_Task to complete_
Recast the stretch of material from its first line through the line containing "nav-sobre[interactable]: Sobre [782, 22, 813, 34]" as a Markdown table with a Row column numbering each row and an Entry column holding the line. Leave out blank lines.
**********
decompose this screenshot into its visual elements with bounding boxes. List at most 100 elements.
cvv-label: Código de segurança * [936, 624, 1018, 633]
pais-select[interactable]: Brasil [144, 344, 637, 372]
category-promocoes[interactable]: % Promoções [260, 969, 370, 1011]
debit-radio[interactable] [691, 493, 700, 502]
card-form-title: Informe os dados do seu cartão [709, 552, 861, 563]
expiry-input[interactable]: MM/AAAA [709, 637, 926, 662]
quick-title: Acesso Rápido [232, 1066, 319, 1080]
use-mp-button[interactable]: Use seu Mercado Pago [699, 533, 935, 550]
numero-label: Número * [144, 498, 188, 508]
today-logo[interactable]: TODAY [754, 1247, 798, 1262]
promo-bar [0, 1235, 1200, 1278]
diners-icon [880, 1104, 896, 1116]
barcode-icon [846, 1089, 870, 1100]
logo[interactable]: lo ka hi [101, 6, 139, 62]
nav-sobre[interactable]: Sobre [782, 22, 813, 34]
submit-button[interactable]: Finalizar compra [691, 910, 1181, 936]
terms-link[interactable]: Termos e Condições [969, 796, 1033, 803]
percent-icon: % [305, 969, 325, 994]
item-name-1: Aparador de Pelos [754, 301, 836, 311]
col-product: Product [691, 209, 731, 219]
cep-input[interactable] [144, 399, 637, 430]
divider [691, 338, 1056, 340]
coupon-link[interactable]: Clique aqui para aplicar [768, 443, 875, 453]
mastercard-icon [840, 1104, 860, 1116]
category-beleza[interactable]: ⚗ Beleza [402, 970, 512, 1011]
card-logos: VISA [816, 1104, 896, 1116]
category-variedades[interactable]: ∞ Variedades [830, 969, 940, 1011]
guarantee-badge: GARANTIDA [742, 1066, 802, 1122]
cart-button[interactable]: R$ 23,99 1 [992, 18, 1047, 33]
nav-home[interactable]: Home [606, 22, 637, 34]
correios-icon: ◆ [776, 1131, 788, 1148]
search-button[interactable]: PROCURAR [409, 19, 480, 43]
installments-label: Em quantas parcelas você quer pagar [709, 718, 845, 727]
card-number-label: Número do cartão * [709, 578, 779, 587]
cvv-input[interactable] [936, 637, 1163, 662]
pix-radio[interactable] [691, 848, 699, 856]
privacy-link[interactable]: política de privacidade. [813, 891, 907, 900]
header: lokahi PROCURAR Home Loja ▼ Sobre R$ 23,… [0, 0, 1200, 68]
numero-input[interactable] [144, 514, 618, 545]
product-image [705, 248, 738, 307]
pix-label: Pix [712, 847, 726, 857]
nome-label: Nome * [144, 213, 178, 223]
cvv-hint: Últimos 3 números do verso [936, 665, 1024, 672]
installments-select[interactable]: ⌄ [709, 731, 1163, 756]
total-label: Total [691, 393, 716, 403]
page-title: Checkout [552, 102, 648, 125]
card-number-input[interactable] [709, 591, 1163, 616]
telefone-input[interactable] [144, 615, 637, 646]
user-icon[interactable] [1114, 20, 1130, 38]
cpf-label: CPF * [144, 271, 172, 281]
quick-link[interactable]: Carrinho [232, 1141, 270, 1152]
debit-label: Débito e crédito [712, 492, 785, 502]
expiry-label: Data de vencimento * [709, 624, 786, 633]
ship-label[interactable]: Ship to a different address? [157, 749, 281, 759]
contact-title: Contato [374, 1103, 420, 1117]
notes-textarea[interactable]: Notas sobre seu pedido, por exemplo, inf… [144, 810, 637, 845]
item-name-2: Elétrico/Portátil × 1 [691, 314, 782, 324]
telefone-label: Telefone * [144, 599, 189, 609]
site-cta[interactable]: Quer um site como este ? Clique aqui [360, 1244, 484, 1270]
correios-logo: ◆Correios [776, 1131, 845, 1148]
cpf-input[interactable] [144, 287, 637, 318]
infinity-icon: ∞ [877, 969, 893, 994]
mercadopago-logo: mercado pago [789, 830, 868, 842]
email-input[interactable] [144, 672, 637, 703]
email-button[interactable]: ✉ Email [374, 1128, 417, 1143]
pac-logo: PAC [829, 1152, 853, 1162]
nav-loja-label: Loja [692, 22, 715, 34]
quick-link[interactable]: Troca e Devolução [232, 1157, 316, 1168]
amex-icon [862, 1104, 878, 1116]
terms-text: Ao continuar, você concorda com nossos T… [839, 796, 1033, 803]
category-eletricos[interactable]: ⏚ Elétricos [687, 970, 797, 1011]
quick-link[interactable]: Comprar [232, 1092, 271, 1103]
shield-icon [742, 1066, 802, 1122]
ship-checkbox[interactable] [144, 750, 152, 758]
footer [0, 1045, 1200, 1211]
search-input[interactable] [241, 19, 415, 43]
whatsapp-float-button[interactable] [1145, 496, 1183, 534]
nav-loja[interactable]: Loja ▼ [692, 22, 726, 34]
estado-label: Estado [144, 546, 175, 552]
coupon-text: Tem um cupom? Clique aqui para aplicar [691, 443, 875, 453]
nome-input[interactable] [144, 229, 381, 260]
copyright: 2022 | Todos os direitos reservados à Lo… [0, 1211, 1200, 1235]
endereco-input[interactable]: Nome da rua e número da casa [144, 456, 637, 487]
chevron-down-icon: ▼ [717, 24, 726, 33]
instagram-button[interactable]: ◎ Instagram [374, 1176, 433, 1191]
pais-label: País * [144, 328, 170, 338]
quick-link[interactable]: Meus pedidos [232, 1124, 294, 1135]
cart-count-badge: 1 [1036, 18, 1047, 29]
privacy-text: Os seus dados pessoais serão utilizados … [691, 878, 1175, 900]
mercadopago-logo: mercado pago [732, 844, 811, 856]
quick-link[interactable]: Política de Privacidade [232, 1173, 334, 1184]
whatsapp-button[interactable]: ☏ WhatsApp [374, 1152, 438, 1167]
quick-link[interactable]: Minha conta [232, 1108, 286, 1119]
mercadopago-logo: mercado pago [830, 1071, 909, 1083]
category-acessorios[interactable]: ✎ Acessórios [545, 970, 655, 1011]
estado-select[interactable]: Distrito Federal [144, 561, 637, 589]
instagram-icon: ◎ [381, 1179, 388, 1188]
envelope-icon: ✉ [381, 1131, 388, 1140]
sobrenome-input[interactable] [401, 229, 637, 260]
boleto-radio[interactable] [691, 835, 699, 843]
**********
_Written response_
| Row | Entry |
|---|---|
| 1 | decompose this screenshot into its visual elements with bounding boxes. List at most 100 elements. |
| 2 | cvv-label: Código de segurança * [936, 624, 1018, 633] |
| 3 | pais-select[interactable]: Brasil [144, 344, 637, 372] |
| 4 | category-promocoes[interactable]: % Promoções [260, 969, 370, 1011] |
| 5 | debit-radio[interactable] [691, 493, 700, 502] |
| 6 | card-form-title: Informe os dados do seu cartão [709, 552, 861, 563] |
| 7 | expiry-input[interactable]: MM/AAAA [709, 637, 926, 662] |
| 8 | quick-title: Acesso Rápido [232, 1066, 319, 1080] |
| 9 | use-mp-button[interactable]: Use seu Mercado Pago [699, 533, 935, 550] |
| 10 | numero-label: Número * [144, 498, 188, 508] |
| 11 | today-logo[interactable]: TODAY [754, 1247, 798, 1262] |
| 12 | promo-bar [0, 1235, 1200, 1278] |
| 13 | diners-icon [880, 1104, 896, 1116] |
| 14 | barcode-icon [846, 1089, 870, 1100] |
| 15 | logo[interactable]: lo ka hi [101, 6, 139, 62] |
| 16 | nav-sobre[interactable]: Sobre [782, 22, 813, 34] |